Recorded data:
****************
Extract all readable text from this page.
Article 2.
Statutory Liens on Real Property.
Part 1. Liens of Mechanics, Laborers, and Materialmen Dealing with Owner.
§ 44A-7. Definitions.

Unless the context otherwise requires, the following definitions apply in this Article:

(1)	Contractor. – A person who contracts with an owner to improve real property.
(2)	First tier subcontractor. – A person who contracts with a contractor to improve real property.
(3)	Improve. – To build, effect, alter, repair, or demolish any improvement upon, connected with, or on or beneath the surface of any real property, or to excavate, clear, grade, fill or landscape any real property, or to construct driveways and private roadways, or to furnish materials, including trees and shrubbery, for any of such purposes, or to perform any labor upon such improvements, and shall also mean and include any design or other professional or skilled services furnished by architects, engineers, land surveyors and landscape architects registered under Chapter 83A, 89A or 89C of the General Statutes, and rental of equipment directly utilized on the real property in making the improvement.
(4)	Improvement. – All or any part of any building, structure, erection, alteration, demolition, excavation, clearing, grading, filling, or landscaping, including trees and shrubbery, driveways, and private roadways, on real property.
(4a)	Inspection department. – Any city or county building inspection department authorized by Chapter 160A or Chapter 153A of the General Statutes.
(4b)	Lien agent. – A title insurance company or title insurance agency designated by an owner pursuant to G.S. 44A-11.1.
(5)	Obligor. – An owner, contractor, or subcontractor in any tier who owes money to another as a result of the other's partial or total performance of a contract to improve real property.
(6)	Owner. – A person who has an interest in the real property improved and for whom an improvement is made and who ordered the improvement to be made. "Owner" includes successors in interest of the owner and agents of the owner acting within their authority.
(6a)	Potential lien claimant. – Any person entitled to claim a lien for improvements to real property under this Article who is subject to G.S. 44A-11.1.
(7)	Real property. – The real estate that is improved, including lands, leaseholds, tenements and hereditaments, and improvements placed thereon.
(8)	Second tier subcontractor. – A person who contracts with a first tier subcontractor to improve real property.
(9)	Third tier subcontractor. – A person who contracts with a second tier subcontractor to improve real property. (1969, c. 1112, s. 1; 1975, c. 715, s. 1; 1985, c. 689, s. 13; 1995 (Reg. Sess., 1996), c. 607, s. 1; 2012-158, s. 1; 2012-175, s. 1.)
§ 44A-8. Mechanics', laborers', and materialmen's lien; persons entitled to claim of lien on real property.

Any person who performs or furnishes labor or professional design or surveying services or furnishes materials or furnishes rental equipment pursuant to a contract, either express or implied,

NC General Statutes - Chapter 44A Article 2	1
****************
Reproduce the material verbatim, line by line.

## THE OUTPUT
Extract all readable text from this page.
Article 2.
Statutory Liens on Real Property.
Part 1. Liens of Mechanics, Laborers, and Materialmen Dealing with Owner.
§ 44A-7. Definitions.

Unless the context otherwise requires, the following definitions apply in this Article:

(1)	Contractor. – A person who contracts with an owner to improve real property.
(2)	First tier subcontractor. – A person who contracts with a contractor to improve real property.
(3)	Improve. – To build, effect, alter, repair, or demolish any improvement upon, connected with, or on or beneath the surface of any real property, or to excavate, clear, grade, fill or landscape any real property, or to construct driveways and private roadways, or to furnish materials, including trees and shrubbery, for any of such purposes, or to perform any labor upon such improvements, and shall also mean and include any design or other professional or skilled services furnished by architects, engineers, land surveyors and landscape architects registered under Chapter 83A, 89A or 89C of the General Statutes, and rental of equipment directly utilized on the real property in making the improvement.
(4)	Improvement. – All or any part of any building, structure, erection, alteration, demolition, excavation, clearing, grading, filling, or landscaping, including trees and shrubbery, driveways, and private roadways, on real property.
(4a)	Inspection department. – Any city or county building inspection department authorized by Chapter 160A or Chapter 153A of the General Statutes.
(4b)	Lien agent. – A title insurance company or title insurance agency designated by an owner pursuant to G.S. 44A-11.1.
(5)	Obligor. – An owner, contractor, or subcontractor in any tier who owes money to another as a result of the other's partial or total performance of a contract to improve real property.
(6)	Owner. – A person who has an interest in the real property improved and for whom an improvement is made and who ordered the improvement to be made. "Owner" includes successors in interest of the owner and agents of the owner acting within their authority.
(6a)	Potential lien claimant. – Any person entitled to claim a lien for improvements to real property under this Article who is subject to G.S. 44A-11.1.
(7)	Real property. – The real estate that is improved, including lands, leaseholds, tenements and hereditaments, and improvements placed thereon.
(8)	Second tier subcontractor. – A person who contracts with a first tier subcontractor to improve real property.
(9)	Third tier subcontractor. – A person who contracts with a second tier subcontractor to improve real property. (1969, c. 1112, s. 1; 1975, c. 715, s. 1; 1985, c. 689, s. 13; 1995 (Reg. Sess., 1996), c. 607, s. 1; 2012-158, s. 1; 2012-175, s. 1.)
§ 44A-8. Mechanics', laborers', and materialmen's lien; persons entitled to claim of lien on real property.

Any person who performs or furnishes labor or professional design or surveying services or furnishes materials or furnishes rental equipment pursuant to a contract, either express or implied,

NC General Statutes - Chapter 44A Article 2	1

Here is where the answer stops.